◆ Aim of the exercise ◆
Repeat the listing that follows, character for character, minus the pictures.

--- START Recorded data ---

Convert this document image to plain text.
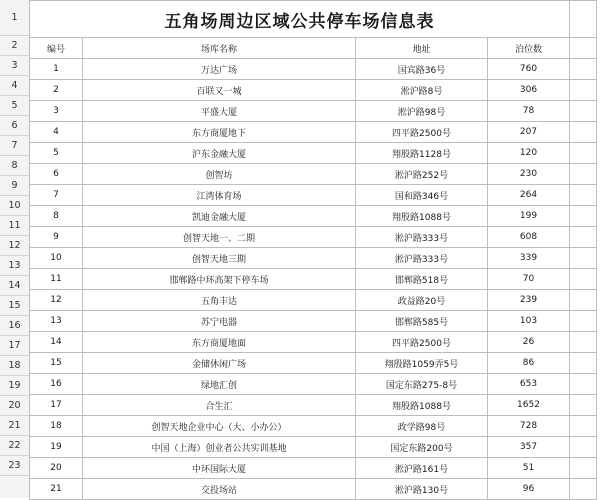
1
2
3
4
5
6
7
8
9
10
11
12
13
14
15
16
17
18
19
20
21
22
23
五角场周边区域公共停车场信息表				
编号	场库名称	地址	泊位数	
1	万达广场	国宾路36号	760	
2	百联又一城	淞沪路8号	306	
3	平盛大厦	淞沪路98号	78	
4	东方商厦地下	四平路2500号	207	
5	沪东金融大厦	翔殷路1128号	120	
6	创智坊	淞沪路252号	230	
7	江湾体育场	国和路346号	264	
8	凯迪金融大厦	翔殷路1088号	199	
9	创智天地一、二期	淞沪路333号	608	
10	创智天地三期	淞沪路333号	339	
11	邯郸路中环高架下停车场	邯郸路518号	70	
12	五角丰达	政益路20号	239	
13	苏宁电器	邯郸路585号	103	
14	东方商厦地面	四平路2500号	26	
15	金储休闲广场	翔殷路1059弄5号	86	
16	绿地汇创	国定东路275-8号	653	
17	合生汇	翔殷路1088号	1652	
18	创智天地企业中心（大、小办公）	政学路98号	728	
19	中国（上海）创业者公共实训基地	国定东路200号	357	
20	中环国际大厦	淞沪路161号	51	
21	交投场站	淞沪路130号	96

--- END Recorded data ---

◆ Task solution ◆
Convert this document image to plain text.
1
2
3
4
5
6
7
8
9
10
11
12
13
14
15
16
17
18
19
20
21
22
23
五角场周边区域公共停车场信息表				
编号	场库名称	地址	泊位数	
1	万达广场	国宾路36号	760	
2	百联又一城	淞沪路8号	306	
3	平盛大厦	淞沪路98号	78	
4	东方商厦地下	四平路2500号	207	
5	沪东金融大厦	翔殷路1128号	120	
6	创智坊	淞沪路252号	230	
7	江湾体育场	国和路346号	264	
8	凯迪金融大厦	翔殷路1088号	199	
9	创智天地一、二期	淞沪路333号	608	
10	创智天地三期	淞沪路333号	339	
11	邯郸路中环高架下停车场	邯郸路518号	70	
12	五角丰达	政益路20号	239	
13	苏宁电器	邯郸路585号	103	
14	东方商厦地面	四平路2500号	26	
15	金储休闲广场	翔殷路1059弄5号	86	
16	绿地汇创	国定东路275-8号	653	
17	合生汇	翔殷路1088号	1652	
18	创智天地企业中心（大、小办公）	政学路98号	728	
19	中国（上海）创业者公共实训基地	国定东路200号	357	
20	中环国际大厦	淞沪路161号	51	
21	交投场站	淞沪路130号	96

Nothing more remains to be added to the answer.